Go through the material and pull out every line with the string "this" in it.
* START Task material *
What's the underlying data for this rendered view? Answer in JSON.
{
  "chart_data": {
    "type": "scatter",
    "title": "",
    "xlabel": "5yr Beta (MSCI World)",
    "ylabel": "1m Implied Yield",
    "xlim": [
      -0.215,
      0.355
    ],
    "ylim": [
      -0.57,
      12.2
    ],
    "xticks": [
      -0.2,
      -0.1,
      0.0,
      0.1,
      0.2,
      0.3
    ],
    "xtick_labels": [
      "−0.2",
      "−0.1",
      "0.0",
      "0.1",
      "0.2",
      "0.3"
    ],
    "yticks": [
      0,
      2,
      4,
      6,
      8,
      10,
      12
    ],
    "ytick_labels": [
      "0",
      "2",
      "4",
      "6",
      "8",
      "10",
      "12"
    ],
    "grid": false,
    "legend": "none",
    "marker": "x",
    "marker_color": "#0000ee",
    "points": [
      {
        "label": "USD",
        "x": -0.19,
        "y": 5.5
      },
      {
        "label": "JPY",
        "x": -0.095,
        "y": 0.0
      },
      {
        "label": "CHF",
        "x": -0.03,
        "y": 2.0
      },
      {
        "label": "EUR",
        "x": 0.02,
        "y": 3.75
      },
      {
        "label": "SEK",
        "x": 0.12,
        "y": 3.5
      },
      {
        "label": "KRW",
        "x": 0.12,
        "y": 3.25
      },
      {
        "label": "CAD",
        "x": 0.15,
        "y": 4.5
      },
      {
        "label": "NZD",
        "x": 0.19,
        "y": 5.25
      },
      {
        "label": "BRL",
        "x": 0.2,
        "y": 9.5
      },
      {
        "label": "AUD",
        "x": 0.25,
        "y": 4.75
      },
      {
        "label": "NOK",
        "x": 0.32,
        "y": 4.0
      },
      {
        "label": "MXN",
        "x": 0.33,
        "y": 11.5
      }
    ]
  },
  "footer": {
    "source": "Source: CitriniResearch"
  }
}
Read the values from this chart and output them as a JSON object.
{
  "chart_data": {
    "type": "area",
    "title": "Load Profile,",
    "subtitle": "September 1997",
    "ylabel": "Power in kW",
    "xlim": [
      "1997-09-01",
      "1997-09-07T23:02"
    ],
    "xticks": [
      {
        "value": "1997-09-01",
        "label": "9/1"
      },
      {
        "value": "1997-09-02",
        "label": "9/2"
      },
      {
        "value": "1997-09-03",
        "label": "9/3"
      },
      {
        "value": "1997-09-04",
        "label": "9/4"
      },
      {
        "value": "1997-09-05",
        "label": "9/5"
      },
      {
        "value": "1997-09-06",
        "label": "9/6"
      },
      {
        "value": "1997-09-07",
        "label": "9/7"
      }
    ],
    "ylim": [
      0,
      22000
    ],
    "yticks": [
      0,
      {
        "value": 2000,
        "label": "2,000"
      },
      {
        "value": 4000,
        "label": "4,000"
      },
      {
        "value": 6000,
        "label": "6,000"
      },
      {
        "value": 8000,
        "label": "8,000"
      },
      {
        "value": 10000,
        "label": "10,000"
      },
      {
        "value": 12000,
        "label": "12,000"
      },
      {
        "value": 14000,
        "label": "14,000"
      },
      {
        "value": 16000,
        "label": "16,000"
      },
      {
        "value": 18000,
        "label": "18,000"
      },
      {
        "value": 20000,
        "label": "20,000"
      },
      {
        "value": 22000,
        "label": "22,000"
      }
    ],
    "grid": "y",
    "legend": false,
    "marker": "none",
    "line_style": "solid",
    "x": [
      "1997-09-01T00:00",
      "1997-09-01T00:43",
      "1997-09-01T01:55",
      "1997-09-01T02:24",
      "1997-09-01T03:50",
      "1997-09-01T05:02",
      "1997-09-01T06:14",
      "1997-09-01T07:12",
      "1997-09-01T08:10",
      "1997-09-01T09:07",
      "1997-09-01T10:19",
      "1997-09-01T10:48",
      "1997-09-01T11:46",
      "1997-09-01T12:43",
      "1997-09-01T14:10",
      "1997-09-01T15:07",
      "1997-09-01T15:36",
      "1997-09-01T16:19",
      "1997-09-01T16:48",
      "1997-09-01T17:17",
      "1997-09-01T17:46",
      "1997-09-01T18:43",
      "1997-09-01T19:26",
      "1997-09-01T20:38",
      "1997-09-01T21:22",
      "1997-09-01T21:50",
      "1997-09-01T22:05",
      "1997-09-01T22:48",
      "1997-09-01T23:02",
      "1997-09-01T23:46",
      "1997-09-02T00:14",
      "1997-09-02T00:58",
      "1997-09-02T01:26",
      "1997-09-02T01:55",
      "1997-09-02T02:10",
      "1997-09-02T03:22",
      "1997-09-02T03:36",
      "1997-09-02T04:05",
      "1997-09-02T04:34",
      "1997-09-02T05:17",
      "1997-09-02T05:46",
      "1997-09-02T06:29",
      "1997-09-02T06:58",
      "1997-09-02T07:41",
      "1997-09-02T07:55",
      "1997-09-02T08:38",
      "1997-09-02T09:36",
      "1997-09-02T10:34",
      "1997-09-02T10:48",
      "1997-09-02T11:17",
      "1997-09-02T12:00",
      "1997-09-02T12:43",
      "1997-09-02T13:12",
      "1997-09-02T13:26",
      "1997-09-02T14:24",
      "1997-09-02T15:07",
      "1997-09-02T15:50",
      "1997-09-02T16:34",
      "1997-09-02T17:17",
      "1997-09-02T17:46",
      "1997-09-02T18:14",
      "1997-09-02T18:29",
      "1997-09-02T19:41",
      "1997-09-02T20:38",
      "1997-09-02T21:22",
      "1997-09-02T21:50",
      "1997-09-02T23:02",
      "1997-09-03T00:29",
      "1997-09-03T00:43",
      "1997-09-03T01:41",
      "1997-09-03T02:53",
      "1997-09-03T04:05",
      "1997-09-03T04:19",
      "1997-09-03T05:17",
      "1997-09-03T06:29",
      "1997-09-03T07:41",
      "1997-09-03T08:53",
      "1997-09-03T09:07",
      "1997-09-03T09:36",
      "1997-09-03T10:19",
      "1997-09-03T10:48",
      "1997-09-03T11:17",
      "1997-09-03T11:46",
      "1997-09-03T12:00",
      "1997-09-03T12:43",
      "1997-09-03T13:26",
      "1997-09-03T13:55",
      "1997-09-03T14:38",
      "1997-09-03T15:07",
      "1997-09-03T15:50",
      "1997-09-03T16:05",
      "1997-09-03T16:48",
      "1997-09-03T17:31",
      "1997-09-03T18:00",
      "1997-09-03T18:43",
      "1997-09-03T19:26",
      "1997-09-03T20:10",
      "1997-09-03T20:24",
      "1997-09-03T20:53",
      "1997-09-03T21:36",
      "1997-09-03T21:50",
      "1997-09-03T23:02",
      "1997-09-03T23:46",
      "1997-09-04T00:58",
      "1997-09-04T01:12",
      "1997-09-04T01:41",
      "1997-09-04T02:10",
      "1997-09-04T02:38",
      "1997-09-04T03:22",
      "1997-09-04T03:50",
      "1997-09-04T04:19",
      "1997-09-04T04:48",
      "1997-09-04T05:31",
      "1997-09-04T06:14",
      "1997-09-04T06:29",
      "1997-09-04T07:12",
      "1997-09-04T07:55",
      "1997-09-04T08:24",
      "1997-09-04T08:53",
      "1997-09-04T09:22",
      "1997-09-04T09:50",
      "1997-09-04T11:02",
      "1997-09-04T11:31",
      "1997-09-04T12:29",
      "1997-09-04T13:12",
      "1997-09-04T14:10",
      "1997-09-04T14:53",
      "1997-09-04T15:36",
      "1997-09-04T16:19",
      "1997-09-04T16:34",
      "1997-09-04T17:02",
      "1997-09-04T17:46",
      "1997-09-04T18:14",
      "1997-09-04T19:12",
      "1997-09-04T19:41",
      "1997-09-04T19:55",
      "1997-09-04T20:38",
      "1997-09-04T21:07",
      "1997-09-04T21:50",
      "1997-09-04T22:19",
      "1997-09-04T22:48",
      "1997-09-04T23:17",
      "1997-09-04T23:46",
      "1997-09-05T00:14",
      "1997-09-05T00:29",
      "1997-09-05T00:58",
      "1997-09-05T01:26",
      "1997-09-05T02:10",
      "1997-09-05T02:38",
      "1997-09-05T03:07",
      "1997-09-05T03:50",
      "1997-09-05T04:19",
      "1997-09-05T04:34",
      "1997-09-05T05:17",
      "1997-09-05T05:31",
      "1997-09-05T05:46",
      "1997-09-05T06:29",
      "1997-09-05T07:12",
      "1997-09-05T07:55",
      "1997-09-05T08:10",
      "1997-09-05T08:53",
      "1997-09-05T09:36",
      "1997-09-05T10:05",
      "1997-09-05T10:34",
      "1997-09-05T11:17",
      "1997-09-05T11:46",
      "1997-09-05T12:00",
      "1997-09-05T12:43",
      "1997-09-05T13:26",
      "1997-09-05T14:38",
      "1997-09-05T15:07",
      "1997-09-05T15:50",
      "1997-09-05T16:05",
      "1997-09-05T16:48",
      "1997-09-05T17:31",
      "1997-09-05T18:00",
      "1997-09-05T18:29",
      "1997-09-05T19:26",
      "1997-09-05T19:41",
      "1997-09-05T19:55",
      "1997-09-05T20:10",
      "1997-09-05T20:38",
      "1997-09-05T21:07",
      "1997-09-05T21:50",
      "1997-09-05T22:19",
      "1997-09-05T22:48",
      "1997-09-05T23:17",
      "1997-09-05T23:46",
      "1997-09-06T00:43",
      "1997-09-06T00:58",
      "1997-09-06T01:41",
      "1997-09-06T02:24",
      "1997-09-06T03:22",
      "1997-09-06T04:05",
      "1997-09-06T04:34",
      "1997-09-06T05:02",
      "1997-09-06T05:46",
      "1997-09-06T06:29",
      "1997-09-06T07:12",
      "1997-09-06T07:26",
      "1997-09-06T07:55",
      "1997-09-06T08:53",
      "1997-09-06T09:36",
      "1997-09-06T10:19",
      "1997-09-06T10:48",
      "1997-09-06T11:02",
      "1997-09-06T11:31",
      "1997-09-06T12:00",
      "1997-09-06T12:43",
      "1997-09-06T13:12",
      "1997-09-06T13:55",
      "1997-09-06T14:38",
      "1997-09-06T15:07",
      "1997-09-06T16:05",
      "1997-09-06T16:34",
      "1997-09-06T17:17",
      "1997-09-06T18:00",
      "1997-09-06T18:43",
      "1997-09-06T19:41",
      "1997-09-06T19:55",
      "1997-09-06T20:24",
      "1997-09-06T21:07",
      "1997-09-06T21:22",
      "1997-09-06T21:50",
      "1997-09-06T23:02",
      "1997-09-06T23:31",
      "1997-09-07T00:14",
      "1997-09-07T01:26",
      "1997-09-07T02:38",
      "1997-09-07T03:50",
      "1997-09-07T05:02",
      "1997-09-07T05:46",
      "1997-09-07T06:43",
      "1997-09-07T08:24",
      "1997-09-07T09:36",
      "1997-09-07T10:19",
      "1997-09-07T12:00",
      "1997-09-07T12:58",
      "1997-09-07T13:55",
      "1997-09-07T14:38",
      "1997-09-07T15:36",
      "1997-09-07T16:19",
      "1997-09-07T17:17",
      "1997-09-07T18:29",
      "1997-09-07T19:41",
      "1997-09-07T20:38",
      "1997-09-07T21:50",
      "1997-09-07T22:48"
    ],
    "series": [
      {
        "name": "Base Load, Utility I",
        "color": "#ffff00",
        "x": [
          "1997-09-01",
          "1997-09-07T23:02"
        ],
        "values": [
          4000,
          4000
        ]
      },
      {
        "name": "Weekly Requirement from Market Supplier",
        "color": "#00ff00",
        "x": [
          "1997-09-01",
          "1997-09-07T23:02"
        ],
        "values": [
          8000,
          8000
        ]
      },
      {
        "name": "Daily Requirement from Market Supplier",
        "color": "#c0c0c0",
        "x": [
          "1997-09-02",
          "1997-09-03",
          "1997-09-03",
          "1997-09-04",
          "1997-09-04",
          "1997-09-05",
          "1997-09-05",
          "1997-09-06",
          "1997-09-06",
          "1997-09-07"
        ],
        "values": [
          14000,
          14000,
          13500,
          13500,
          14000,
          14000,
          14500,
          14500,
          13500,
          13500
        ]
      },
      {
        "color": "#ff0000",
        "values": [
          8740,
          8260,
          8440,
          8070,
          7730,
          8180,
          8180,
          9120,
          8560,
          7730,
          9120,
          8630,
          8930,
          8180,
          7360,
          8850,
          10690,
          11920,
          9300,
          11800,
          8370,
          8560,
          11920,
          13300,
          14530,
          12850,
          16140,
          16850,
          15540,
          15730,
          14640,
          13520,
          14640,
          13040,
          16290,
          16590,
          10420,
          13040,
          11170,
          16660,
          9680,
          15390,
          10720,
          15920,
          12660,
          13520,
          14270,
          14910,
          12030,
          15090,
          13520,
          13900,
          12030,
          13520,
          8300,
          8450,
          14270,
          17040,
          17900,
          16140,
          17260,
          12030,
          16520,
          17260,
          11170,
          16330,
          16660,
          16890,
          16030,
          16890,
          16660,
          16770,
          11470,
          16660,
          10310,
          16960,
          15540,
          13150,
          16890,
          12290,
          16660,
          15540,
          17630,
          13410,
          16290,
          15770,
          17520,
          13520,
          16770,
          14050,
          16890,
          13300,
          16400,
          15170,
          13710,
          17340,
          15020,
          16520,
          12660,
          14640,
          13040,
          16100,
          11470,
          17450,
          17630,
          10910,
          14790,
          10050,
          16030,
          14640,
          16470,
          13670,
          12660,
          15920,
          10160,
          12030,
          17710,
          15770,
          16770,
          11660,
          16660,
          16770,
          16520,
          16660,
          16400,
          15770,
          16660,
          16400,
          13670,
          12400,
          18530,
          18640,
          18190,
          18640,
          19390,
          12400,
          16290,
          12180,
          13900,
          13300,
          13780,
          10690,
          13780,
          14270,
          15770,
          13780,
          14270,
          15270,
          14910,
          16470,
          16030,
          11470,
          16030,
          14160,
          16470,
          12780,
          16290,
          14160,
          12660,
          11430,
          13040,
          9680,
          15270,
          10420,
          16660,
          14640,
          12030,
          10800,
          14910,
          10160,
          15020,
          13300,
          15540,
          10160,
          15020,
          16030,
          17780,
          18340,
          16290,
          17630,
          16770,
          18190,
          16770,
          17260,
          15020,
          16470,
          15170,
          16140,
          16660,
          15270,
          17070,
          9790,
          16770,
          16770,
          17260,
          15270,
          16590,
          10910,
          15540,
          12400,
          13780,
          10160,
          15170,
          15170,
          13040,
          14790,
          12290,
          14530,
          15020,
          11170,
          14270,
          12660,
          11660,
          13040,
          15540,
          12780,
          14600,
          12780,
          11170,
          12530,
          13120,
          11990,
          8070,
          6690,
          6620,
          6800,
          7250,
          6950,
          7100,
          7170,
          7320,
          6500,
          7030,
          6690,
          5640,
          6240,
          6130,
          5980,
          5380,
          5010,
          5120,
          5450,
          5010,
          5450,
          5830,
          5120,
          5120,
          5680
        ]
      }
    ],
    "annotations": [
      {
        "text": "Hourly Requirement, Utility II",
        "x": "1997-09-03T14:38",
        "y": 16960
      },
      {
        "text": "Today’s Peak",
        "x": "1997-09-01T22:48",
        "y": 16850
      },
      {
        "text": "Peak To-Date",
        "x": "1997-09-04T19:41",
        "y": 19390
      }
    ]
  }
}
* END Task material *
Result of the task ▸
What's the underlying data for this rendered view? Answer in JSON.
Read the values from this chart and output them as a JSON object.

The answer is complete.